INSTRUCTION. Images are not part of the copy; transcribe all the data exactly.

DATA ROWS.

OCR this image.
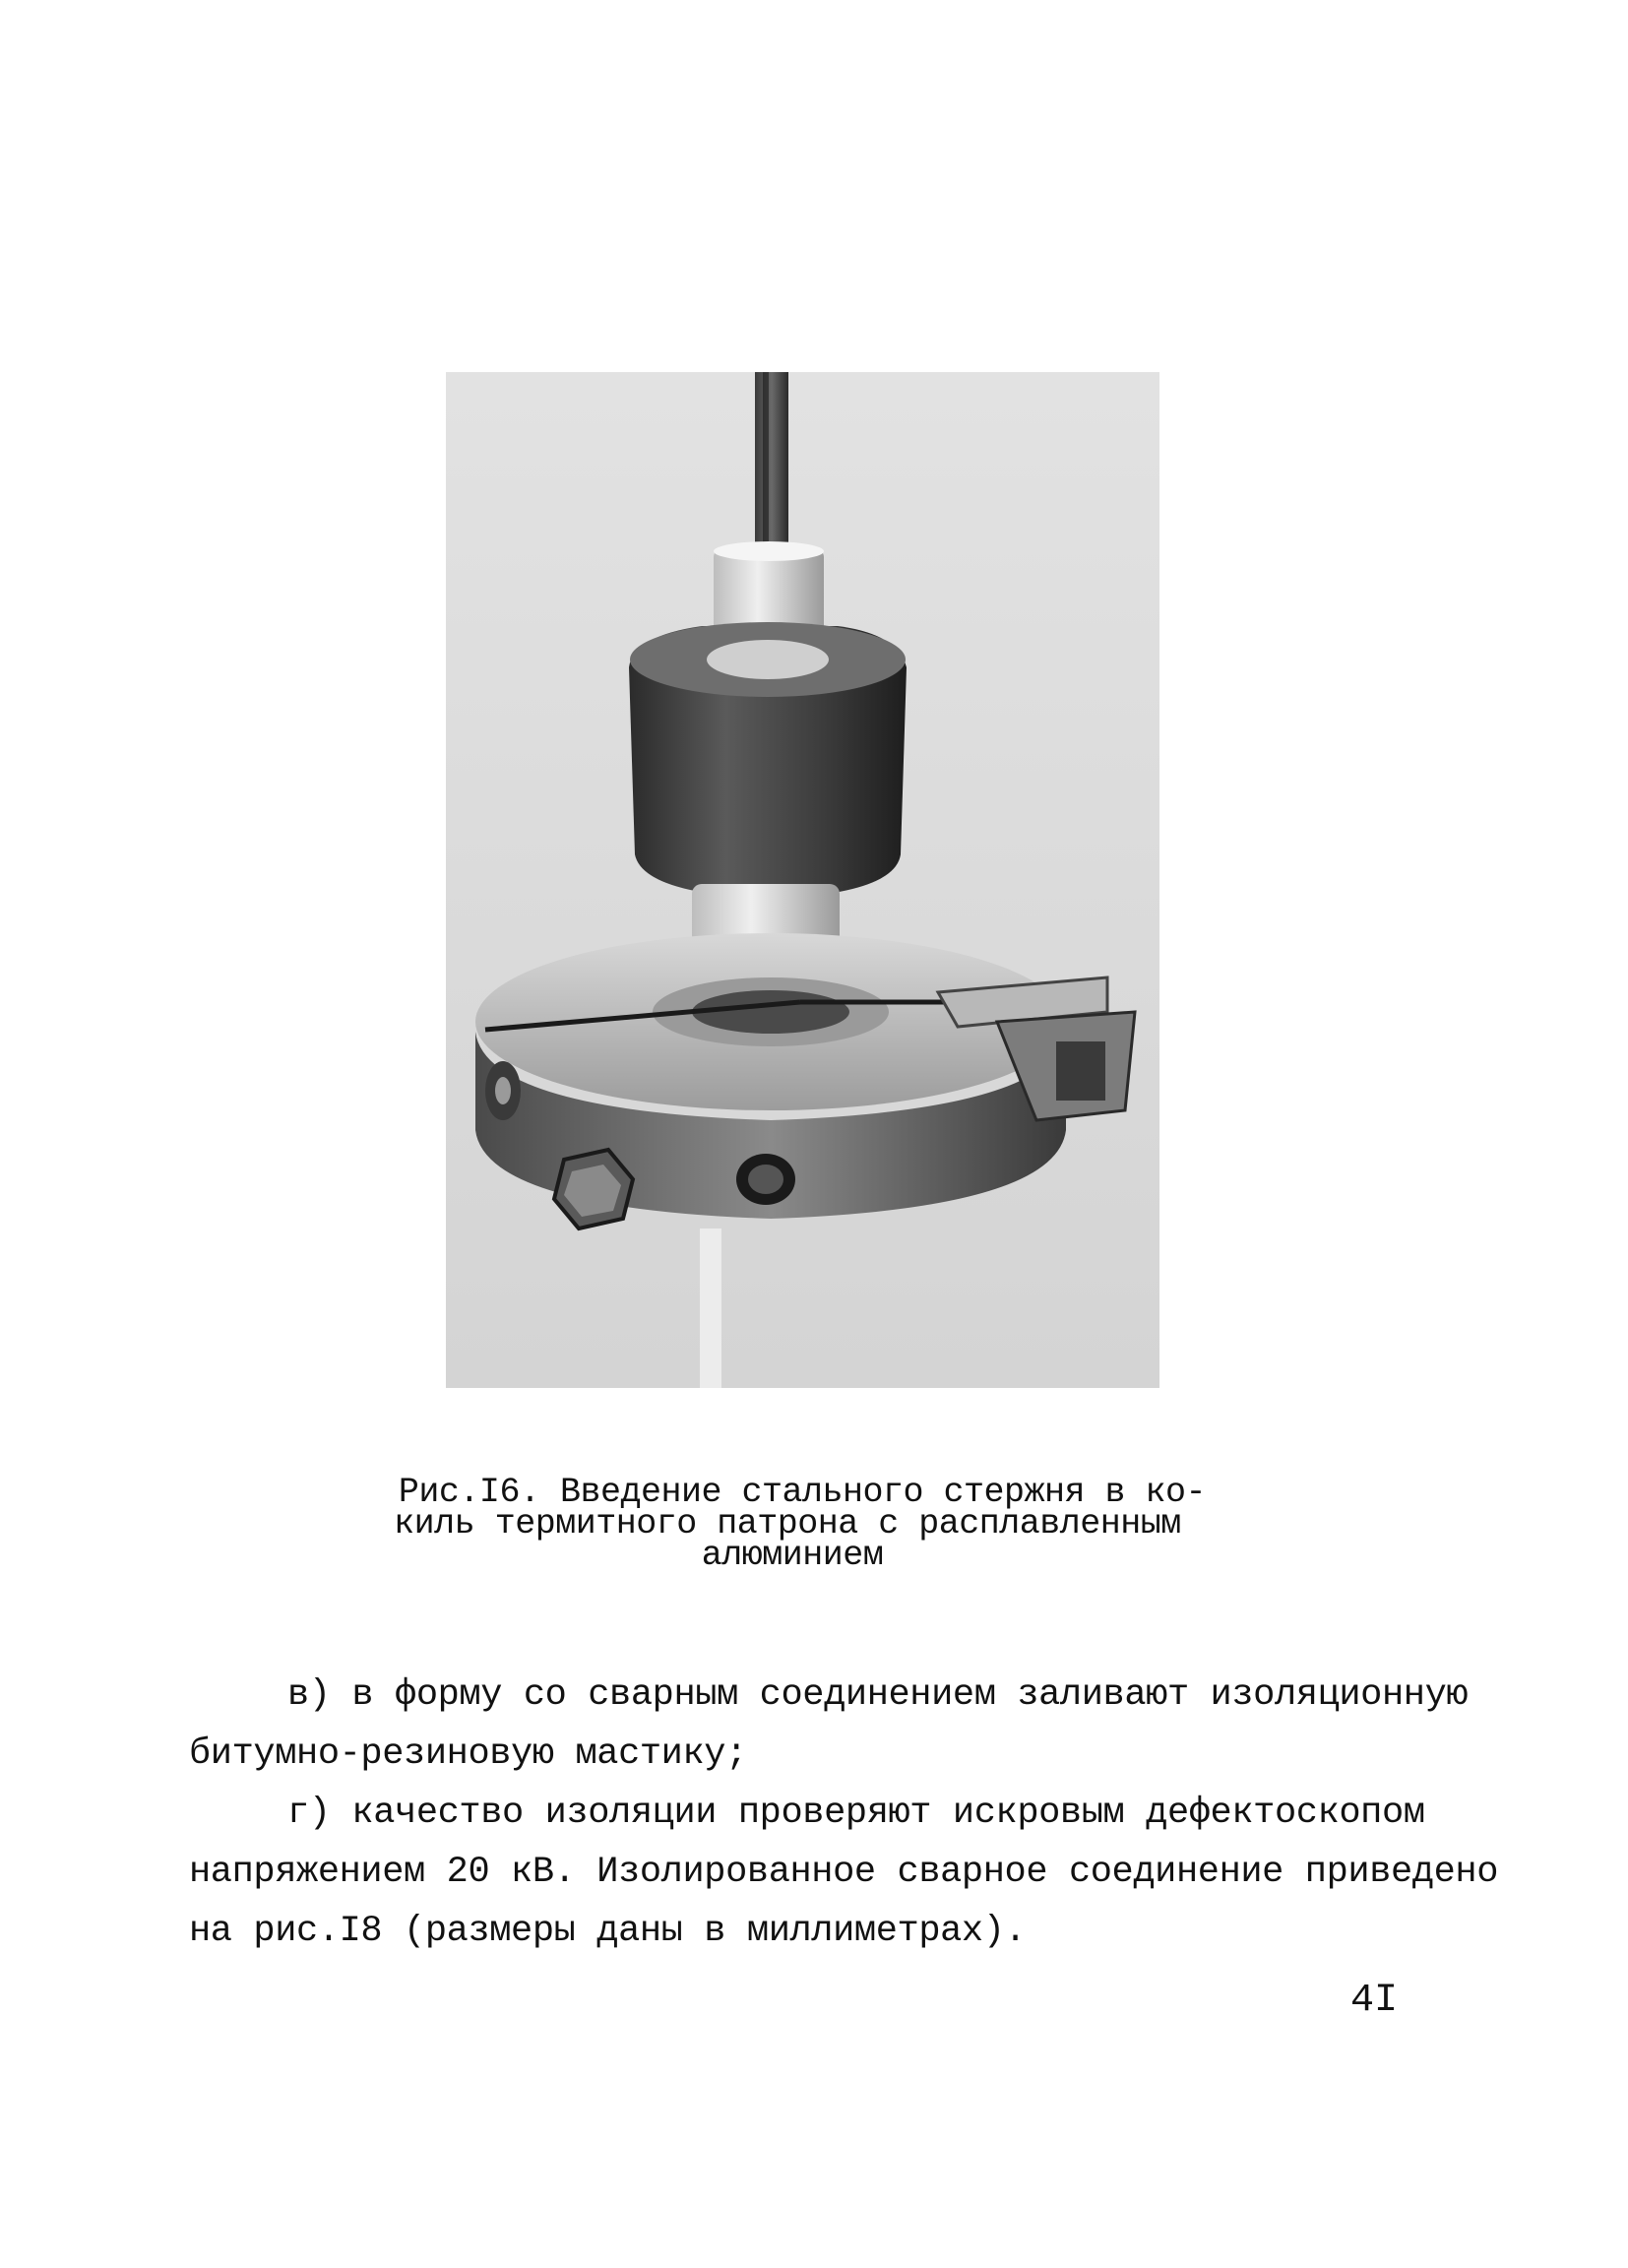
Рис.I6. Введение стального стержня в ко-
киль термитного патрона с расплавленным
алюминием
в) в форму со сварным соединением заливают изоляционную
битумно-резиновую мастику;
г) качество изоляции проверяют искровым дефектоскопом
напряжением 20 кВ. Изолированное сварное соединение приведено
на рис.I8 (размеры даны в миллиметрах).
4I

WRITTEN SOLUTION.
OCR this image.
Рис.I6. Введение стального стержня в ко-
киль термитного патрона с расплавленным
алюминием
в) в форму со сварным соединением заливают изоляционную
битумно-резиновую мастику;
г) качество изоляции проверяют искровым дефектоскопом
напряжением 20 кВ. Изолированное сварное соединение приведено
на рис.I8 (размеры даны в миллиметрах).
4I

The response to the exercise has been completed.